Exercise: Rewrite the stretch of entries from the very beginning through the line containing "point bbox=[339, 206, 351, 217]" as a JSON list of strings, one string per line and no strings for blank lines.

Record list:
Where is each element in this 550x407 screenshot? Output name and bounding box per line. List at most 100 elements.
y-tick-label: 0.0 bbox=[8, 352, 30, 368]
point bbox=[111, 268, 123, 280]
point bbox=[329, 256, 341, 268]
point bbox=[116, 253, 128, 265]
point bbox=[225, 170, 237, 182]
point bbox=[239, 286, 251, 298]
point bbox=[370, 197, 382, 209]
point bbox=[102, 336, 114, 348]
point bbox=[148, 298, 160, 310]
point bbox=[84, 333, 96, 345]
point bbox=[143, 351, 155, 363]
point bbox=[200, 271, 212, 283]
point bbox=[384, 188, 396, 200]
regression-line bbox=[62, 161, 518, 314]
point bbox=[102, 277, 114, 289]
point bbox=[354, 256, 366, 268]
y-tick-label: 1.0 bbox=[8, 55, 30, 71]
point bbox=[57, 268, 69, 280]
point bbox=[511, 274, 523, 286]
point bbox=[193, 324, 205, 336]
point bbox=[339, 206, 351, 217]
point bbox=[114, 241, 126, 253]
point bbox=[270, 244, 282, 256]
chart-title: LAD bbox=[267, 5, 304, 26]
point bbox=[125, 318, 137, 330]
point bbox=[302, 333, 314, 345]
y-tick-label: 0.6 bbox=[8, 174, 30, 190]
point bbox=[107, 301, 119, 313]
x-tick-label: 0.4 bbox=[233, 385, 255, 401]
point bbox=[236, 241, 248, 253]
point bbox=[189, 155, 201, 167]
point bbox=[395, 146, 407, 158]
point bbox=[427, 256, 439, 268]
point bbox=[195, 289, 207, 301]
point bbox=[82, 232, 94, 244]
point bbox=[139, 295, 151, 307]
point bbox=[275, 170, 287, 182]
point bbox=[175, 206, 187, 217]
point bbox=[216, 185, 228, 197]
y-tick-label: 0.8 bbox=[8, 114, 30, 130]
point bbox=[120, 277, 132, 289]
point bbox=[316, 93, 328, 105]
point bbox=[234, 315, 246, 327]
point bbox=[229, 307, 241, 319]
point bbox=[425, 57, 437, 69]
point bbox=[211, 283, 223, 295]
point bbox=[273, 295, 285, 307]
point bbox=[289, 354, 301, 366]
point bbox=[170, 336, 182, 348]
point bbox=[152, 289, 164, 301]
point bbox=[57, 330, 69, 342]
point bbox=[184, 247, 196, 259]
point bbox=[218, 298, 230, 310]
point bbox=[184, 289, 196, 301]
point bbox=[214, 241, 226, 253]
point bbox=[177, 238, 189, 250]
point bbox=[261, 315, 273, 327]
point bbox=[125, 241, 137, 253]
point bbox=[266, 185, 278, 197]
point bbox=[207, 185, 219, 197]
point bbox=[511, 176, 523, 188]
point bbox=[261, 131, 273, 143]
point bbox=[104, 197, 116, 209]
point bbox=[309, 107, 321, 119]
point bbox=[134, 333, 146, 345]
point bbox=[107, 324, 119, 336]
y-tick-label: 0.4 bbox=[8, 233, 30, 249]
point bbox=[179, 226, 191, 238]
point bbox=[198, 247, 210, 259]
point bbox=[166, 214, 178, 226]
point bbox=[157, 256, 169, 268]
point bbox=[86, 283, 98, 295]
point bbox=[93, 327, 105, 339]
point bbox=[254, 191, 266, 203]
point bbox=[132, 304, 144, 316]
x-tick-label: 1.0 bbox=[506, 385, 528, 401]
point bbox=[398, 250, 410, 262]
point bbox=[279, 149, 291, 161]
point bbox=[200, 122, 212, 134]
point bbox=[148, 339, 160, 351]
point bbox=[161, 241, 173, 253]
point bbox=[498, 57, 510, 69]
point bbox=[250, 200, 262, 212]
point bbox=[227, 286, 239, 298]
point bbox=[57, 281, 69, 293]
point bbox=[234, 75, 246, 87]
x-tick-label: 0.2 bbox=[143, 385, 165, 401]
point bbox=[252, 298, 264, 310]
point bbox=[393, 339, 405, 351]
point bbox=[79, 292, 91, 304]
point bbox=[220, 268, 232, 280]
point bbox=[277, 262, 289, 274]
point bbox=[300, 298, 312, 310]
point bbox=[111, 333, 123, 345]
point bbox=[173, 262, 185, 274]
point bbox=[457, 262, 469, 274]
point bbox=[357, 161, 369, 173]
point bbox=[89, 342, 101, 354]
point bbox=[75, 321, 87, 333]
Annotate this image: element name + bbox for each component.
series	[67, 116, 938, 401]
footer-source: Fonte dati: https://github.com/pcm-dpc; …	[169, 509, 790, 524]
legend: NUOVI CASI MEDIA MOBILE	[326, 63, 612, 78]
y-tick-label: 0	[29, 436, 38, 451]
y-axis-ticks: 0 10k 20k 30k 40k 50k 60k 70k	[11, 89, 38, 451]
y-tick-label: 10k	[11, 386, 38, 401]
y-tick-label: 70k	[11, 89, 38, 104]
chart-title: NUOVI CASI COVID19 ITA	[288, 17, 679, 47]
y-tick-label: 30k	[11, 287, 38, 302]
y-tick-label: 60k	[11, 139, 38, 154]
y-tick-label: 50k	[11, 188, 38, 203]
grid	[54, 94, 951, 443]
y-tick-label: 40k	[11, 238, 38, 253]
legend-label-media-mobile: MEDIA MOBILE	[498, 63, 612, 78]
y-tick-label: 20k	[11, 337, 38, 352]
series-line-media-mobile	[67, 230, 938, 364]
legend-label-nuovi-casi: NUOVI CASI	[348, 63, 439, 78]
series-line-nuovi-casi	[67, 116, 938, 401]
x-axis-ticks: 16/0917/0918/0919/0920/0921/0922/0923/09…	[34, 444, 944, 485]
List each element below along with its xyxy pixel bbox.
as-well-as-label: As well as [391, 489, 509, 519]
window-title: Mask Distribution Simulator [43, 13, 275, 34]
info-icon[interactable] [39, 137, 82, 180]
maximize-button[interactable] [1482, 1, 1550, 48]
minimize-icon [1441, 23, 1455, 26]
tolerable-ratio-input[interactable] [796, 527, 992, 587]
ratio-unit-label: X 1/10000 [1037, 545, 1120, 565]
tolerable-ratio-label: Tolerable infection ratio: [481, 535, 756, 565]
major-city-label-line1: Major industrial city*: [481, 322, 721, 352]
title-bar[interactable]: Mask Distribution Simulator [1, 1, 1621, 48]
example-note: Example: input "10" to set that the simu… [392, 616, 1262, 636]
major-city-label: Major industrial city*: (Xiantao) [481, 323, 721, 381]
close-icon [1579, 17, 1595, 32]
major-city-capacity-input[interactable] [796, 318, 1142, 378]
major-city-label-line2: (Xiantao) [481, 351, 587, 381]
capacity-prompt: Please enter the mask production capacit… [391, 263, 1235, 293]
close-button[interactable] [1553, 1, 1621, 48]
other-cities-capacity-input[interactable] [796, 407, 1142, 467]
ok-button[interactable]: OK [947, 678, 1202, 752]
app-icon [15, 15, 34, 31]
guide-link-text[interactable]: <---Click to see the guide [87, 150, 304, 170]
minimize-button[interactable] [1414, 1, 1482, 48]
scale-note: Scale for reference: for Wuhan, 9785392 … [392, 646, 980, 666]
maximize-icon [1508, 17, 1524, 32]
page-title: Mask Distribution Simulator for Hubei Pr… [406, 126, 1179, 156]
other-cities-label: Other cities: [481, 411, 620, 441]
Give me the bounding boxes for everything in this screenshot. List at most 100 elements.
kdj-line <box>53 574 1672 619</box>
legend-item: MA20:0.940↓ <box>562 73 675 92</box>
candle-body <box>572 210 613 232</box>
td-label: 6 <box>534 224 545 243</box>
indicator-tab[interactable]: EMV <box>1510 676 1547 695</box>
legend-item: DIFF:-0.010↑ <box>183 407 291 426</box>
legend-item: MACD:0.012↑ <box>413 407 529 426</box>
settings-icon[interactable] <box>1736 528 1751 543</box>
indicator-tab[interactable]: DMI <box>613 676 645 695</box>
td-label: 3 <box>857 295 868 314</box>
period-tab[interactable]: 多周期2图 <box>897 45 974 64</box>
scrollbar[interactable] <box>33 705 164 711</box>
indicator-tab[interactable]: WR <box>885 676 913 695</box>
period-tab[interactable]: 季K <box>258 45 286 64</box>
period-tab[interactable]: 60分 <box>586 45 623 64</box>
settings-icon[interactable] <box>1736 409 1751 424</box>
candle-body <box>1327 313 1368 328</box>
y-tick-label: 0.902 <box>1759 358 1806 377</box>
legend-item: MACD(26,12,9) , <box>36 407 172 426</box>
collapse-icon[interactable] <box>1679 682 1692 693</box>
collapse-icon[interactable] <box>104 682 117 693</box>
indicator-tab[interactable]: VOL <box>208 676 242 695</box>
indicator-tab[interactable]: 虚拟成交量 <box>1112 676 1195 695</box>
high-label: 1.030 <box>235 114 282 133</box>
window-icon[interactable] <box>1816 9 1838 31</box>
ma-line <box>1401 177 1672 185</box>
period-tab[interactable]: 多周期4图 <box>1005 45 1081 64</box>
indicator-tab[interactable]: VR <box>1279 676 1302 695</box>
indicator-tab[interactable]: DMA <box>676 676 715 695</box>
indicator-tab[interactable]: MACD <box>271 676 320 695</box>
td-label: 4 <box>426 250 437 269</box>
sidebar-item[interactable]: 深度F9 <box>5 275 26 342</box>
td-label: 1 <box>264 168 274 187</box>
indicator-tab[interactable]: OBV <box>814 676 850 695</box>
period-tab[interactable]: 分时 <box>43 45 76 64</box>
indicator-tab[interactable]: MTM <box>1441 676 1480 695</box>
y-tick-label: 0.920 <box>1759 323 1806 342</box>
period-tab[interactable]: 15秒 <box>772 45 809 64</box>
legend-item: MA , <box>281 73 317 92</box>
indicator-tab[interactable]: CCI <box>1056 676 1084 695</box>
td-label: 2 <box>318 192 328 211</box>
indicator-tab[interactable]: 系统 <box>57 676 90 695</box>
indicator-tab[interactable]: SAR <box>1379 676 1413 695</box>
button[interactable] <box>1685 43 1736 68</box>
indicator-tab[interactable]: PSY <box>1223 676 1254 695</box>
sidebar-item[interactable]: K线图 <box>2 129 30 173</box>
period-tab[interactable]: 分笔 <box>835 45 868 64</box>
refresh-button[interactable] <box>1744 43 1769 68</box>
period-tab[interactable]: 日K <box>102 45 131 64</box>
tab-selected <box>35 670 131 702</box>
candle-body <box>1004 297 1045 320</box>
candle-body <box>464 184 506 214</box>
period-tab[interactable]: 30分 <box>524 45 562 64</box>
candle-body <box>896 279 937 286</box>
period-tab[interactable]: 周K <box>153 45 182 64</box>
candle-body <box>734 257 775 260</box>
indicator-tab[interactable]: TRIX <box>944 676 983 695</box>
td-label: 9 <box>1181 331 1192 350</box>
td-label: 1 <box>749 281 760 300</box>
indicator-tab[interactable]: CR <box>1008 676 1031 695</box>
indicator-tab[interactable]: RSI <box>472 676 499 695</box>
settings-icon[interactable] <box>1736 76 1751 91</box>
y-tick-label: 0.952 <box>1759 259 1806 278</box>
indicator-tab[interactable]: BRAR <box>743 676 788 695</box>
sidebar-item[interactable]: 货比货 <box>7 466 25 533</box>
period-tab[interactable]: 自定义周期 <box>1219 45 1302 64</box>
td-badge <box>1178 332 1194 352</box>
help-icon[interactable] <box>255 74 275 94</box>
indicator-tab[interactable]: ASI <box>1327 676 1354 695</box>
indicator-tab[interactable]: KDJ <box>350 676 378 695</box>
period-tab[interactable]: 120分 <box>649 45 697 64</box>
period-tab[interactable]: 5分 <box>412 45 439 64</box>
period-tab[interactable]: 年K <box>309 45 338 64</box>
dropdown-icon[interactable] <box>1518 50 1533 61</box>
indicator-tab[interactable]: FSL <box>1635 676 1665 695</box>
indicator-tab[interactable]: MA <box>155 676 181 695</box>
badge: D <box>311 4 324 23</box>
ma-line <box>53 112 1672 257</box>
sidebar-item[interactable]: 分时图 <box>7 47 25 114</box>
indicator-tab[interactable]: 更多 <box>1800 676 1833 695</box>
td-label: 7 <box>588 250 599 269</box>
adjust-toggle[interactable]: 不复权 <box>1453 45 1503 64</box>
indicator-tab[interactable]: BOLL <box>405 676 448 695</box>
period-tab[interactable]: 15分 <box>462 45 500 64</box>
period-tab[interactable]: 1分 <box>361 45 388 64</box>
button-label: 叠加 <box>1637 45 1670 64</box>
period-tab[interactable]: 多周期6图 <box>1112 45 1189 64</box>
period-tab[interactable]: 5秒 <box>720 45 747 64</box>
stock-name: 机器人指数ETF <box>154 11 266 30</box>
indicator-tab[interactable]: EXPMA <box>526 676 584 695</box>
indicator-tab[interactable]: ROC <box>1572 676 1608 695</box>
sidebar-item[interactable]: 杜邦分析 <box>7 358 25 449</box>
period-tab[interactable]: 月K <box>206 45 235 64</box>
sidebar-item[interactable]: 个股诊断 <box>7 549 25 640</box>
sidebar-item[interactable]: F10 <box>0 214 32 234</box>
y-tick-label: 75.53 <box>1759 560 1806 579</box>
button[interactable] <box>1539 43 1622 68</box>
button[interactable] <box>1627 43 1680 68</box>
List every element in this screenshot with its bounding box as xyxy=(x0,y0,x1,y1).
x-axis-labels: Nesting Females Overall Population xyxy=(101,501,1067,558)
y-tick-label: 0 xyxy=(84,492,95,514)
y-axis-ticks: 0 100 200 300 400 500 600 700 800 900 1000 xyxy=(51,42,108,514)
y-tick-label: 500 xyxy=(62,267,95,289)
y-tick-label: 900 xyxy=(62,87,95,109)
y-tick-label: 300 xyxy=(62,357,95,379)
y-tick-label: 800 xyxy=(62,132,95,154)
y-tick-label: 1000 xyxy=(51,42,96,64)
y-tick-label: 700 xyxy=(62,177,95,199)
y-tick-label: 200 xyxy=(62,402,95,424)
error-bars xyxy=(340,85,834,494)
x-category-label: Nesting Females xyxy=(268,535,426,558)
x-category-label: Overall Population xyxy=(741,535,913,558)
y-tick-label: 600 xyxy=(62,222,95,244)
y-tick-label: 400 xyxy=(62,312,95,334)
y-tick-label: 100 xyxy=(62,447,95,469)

Exercise response:
[
  "Where is each element in this 550x407 screenshot? Output name and bounding box per line. List at most 100 elements.",
  "y-tick-label: 0.0 bbox=[8, 352, 30, 368]",
  "point bbox=[111, 268, 123, 280]",
  "point bbox=[329, 256, 341, 268]",
  "point bbox=[116, 253, 128, 265]",
  "point bbox=[225, 170, 237, 182]",
  "point bbox=[239, 286, 251, 298]",
  "point bbox=[370, 197, 382, 209]",
  "point bbox=[102, 336, 114, 348]",
  "point bbox=[148, 298, 160, 310]",
  "point bbox=[84, 333, 96, 345]",
  "point bbox=[143, 351, 155, 363]",
  "point bbox=[200, 271, 212, 283]",
  "point bbox=[384, 188, 396, 200]",
  "regression-line bbox=[62, 161, 518, 314]",
  "point bbox=[102, 277, 114, 289]",
  "point bbox=[354, 256, 366, 268]",
  "y-tick-label: 1.0 bbox=[8, 55, 30, 71]",
  "point bbox=[57, 268, 69, 280]",
  "point bbox=[511, 274, 523, 286]",
  "point bbox=[193, 324, 205, 336]",
  "point bbox=[339, 206, 351, 217]"
]